• **Records shown**:
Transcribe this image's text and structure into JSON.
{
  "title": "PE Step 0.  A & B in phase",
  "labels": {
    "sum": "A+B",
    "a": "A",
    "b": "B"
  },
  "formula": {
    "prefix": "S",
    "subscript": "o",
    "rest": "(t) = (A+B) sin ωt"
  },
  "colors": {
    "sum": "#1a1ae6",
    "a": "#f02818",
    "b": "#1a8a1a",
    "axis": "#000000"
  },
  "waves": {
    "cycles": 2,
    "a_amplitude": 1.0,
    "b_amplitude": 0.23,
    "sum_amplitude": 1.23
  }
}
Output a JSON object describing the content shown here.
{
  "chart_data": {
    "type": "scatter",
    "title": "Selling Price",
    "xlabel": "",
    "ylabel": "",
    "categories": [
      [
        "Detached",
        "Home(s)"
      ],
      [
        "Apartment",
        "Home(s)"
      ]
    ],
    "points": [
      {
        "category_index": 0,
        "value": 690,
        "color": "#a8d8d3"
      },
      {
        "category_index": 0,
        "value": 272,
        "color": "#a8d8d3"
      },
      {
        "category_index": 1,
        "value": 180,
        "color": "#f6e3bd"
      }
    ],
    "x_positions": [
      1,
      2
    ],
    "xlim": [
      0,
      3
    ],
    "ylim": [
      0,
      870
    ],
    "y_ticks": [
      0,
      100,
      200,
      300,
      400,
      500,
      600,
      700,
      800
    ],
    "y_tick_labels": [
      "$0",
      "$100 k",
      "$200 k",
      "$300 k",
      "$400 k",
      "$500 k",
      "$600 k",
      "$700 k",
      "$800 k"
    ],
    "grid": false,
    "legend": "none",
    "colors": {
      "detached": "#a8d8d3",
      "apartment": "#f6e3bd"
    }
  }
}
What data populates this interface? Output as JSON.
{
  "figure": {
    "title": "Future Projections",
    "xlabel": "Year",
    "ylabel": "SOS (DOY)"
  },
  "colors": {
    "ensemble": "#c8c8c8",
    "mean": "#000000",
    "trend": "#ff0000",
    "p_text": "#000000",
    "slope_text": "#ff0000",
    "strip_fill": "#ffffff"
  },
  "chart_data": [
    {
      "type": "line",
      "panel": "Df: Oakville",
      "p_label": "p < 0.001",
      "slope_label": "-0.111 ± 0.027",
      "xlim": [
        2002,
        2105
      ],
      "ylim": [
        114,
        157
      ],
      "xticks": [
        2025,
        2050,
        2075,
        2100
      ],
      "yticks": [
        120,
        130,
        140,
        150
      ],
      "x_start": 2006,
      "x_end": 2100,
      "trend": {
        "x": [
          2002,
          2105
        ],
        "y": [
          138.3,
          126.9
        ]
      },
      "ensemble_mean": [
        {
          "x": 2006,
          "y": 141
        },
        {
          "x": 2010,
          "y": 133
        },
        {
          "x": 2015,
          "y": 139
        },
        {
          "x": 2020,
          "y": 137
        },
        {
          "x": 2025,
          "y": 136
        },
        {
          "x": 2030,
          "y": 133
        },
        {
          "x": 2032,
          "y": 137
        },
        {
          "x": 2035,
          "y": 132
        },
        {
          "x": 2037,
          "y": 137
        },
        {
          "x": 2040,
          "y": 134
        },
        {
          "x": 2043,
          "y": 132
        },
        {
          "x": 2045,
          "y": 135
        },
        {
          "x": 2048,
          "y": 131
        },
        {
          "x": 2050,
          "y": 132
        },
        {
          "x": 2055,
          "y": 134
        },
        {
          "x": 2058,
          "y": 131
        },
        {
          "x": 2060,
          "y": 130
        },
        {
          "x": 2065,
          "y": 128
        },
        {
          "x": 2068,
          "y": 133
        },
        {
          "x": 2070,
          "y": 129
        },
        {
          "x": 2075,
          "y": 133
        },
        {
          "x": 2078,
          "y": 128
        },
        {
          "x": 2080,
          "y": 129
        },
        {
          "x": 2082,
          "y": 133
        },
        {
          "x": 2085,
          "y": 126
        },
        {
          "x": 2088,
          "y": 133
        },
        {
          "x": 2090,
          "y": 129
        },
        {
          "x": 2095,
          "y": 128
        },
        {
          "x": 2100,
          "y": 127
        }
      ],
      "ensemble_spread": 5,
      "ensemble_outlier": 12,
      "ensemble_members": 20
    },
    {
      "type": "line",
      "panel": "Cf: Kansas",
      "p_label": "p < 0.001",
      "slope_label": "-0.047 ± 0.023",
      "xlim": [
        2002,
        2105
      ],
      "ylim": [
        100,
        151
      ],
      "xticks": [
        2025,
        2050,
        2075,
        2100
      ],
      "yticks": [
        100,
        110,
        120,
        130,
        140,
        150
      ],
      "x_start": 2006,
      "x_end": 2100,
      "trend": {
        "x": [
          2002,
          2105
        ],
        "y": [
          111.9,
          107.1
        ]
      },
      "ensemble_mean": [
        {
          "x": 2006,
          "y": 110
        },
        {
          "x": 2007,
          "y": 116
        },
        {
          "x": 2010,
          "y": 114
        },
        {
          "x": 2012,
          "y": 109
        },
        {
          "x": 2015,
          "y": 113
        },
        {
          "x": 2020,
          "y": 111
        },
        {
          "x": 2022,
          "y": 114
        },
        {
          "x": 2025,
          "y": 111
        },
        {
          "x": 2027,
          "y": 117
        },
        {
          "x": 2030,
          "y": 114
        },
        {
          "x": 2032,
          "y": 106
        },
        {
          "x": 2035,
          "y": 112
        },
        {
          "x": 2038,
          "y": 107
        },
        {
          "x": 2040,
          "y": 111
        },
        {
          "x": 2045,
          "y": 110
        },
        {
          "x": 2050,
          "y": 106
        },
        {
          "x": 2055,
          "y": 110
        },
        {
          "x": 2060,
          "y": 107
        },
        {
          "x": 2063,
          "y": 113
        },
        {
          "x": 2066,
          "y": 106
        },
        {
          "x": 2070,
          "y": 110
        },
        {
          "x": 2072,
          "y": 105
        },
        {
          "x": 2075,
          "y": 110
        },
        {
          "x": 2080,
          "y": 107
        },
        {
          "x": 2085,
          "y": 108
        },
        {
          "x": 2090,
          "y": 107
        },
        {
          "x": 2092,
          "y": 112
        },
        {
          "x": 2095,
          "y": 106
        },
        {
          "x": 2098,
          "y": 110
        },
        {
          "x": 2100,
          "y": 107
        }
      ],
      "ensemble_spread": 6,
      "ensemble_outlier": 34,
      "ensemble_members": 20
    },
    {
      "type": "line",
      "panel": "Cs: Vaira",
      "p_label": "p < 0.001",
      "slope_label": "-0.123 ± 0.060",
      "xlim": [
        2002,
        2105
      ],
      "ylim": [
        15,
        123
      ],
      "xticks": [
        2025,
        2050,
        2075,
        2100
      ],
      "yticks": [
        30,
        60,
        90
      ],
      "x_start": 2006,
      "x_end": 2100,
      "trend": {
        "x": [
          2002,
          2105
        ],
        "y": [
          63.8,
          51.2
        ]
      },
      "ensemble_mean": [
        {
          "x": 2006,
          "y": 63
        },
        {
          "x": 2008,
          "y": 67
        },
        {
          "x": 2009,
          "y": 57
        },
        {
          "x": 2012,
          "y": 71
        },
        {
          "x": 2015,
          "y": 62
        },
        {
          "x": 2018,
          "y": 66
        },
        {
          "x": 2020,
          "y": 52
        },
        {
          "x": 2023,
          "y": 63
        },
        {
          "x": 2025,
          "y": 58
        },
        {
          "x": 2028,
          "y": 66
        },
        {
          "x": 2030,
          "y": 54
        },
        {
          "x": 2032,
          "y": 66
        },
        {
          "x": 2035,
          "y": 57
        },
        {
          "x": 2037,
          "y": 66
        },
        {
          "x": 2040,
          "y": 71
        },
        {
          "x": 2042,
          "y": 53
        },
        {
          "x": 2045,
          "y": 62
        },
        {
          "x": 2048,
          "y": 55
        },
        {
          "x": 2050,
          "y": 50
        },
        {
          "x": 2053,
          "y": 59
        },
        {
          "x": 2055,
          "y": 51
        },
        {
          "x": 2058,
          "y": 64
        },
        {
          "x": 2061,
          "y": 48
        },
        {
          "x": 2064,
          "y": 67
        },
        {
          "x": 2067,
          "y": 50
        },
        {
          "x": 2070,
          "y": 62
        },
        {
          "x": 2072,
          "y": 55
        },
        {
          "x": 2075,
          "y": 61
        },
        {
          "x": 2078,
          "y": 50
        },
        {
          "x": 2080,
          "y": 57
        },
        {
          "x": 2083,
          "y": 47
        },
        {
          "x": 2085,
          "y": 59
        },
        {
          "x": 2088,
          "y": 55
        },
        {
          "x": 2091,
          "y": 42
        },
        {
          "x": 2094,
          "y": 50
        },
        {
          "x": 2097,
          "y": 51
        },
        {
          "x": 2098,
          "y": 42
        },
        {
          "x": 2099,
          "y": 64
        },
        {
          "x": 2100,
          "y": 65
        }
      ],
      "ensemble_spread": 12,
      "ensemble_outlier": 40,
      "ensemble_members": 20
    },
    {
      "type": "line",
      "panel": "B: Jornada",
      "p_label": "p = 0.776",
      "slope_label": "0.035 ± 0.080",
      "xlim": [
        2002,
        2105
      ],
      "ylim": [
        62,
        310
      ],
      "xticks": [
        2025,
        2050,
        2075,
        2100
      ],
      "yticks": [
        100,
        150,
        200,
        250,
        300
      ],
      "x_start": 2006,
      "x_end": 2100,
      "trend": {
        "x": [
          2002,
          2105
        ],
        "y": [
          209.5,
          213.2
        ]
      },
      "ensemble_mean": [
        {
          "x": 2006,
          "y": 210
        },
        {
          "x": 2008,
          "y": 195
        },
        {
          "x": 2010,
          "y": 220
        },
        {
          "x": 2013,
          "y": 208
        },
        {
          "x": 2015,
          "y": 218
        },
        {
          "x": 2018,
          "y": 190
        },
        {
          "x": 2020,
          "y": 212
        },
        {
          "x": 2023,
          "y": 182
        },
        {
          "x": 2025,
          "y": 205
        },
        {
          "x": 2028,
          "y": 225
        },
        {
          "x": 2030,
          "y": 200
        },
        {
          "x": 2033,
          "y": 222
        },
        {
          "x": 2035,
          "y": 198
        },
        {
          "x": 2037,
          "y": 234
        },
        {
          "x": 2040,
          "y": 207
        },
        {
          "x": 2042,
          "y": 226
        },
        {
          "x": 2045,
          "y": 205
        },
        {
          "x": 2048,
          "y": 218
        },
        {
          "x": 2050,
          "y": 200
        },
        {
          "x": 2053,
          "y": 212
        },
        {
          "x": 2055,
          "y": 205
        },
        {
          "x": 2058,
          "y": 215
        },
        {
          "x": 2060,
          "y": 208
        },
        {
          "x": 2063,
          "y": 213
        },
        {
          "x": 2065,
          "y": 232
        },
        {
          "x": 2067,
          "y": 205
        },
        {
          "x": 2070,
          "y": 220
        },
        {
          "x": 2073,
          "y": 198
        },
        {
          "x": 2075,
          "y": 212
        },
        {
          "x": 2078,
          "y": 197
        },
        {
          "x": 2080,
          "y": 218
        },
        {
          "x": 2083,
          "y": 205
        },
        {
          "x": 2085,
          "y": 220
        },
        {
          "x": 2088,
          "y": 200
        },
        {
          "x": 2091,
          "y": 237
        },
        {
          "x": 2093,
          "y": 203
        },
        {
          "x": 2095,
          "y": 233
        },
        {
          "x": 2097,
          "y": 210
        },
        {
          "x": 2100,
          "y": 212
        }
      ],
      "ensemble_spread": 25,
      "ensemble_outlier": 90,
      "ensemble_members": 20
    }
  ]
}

• **Objective**: Gather each line in the data that holds the string "this".

• **Final result**:
Transcribe this image's text and structure into JSON.
What data populates this interface? Output as JSON.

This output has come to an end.